## What you should do
Check each line of the material. Copy those containing "Counter".

## Material for the task
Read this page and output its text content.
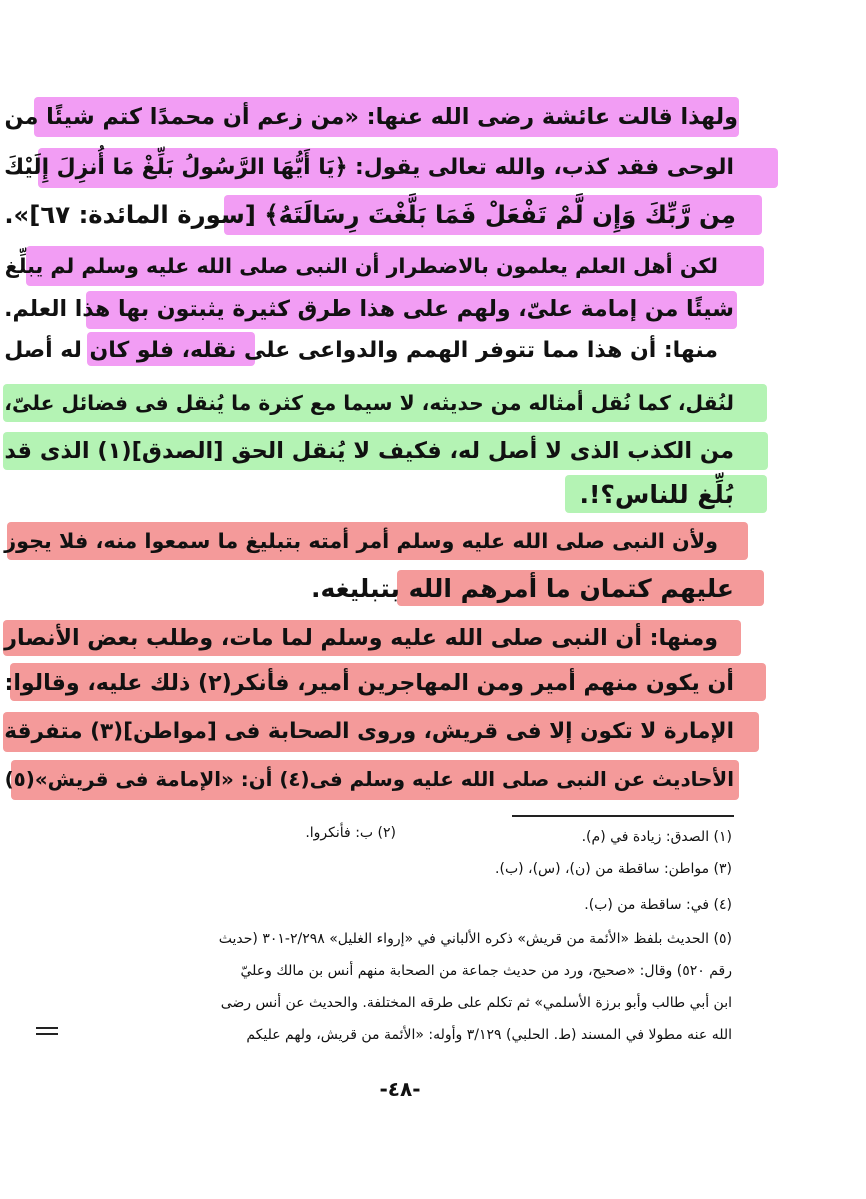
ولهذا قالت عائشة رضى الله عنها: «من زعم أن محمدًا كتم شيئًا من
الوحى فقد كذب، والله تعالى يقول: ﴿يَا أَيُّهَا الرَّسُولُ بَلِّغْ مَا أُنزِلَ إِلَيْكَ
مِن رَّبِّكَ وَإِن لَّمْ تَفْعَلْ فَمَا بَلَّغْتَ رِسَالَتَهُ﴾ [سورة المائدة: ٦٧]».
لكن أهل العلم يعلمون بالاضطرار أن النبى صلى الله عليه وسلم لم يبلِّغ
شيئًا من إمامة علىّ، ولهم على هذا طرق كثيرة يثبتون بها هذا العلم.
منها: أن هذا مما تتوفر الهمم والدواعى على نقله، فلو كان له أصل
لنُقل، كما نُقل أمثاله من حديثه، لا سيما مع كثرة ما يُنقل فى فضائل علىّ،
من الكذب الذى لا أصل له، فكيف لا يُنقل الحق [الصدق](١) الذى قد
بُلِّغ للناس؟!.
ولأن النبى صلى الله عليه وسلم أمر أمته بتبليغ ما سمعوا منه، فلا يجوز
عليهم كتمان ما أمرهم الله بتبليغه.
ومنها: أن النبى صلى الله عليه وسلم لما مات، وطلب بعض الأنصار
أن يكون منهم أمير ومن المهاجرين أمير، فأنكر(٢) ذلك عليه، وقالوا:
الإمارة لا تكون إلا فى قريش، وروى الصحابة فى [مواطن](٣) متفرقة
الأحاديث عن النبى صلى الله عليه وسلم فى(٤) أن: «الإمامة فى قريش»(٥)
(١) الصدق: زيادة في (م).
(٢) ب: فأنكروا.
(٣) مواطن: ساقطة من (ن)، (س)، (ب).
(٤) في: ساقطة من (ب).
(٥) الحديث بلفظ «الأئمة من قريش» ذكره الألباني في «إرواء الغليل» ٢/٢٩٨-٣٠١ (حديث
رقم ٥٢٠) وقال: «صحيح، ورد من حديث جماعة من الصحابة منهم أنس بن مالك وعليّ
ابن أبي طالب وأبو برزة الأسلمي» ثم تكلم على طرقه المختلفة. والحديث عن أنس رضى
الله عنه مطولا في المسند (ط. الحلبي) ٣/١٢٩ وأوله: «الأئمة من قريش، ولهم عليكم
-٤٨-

--

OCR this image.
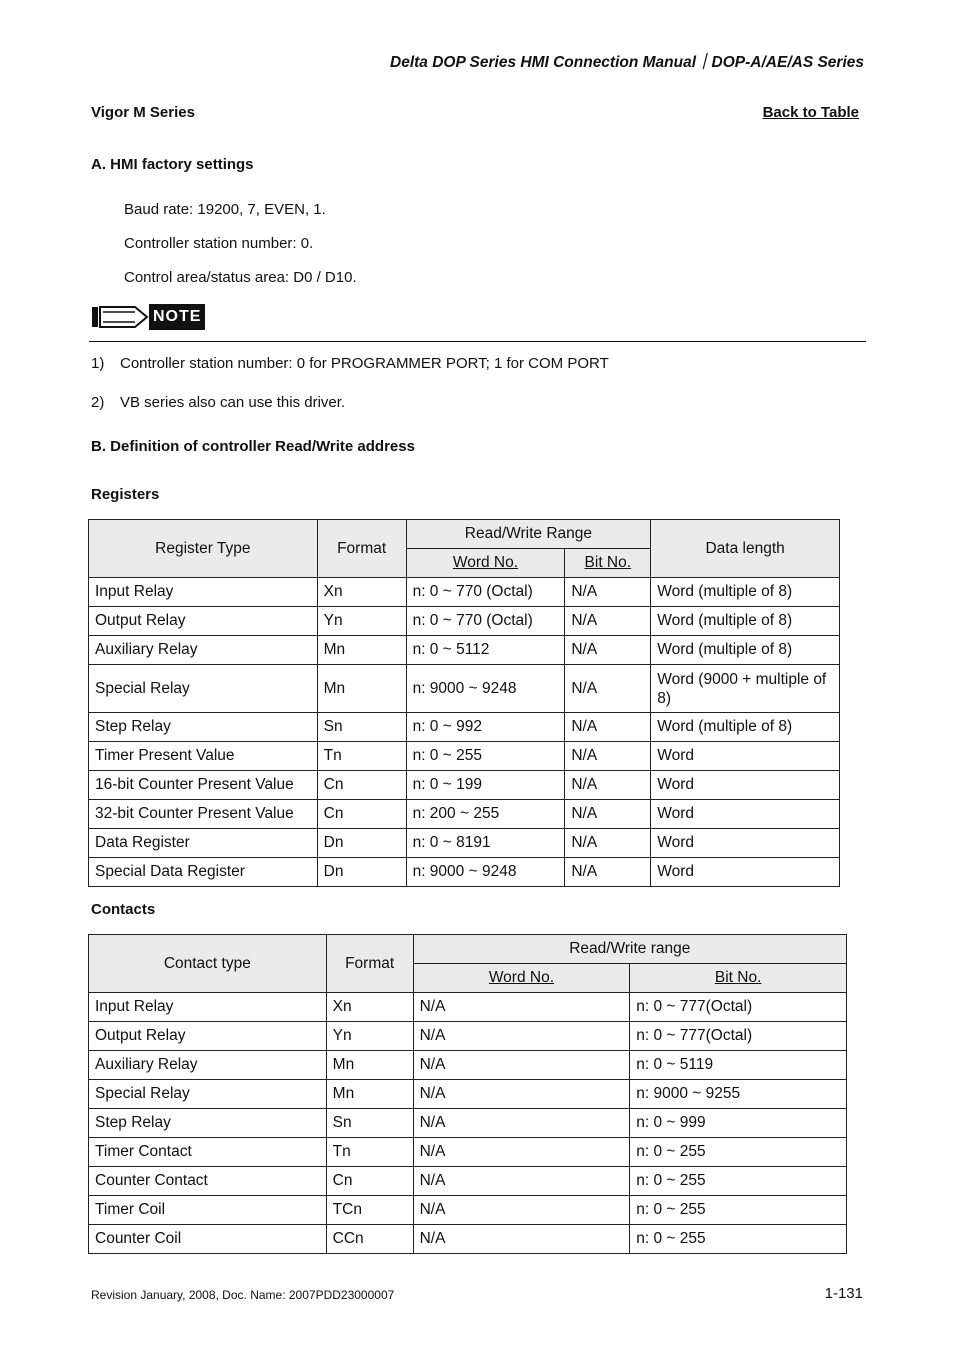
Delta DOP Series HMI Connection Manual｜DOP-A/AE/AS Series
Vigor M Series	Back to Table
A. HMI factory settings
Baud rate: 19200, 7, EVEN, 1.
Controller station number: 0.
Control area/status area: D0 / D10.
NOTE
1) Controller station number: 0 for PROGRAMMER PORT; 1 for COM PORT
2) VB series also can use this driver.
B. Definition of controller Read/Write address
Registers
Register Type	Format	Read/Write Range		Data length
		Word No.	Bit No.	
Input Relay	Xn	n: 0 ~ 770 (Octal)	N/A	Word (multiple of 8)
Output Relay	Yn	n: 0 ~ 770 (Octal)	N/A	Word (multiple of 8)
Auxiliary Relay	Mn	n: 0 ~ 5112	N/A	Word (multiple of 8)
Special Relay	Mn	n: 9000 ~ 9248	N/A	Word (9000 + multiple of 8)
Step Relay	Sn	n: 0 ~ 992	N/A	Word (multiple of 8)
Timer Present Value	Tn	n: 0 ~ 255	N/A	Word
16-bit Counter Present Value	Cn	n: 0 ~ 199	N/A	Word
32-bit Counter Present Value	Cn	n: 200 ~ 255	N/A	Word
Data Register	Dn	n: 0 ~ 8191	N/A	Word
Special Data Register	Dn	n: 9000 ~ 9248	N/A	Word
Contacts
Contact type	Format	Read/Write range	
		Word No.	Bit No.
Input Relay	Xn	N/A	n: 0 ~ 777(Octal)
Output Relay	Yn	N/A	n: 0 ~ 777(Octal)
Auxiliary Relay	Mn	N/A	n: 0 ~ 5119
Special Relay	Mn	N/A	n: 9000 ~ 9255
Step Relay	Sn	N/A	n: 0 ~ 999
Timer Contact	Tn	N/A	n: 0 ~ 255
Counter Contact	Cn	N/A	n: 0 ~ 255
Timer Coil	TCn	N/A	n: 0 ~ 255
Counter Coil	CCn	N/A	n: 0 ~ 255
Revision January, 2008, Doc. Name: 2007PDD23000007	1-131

## Solution to the exercise
16-bit Counter Present Value	Cn	n: 0 ~ 199	N/A	Word
32-bit Counter Present Value	Cn	n: 200 ~ 255	N/A	Word
Counter Contact	Cn	N/A	n: 0 ~ 255
Counter Coil	CCn	N/A	n: 0 ~ 255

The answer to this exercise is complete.